▸ YOUR OBJECTIVE: Print all entries word for word.

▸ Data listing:

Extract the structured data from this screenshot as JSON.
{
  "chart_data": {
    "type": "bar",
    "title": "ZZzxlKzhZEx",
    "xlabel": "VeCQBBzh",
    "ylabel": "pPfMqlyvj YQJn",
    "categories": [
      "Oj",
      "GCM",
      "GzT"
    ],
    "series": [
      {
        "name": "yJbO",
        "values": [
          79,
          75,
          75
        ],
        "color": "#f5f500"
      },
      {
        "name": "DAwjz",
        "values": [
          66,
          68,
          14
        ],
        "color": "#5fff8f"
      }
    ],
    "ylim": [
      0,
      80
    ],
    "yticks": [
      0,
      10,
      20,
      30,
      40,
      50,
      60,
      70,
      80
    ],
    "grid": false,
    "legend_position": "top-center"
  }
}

▸ IN RESPONSE:
Extract the structured data from this screenshot as JSON.
{
  "chart_data": {
    "type": "bar",
    "title": "ZZzxlKzhZEx",
    "xlabel": "VeCQBBzh",
    "ylabel": "pPfMqlyvj YQJn",
    "categories": [
      "Oj",
      "GCM",
      "GzT"
    ],
    "series": [
      {
        "name": "yJbO",
        "values": [
          79,
          75,
          75
        ],
        "color": "#f5f500"
      },
      {
        "name": "DAwjz",
        "values": [
          66,
          68,
          14
        ],
        "color": "#5fff8f"
      }
    ],
    "ylim": [
      0,
      80
    ],
    "yticks": [
      0,
      10,
      20,
      30,
      40,
      50,
      60,
      70,
      80
    ],
    "grid": false,
    "legend_position": "top-center"
  }
}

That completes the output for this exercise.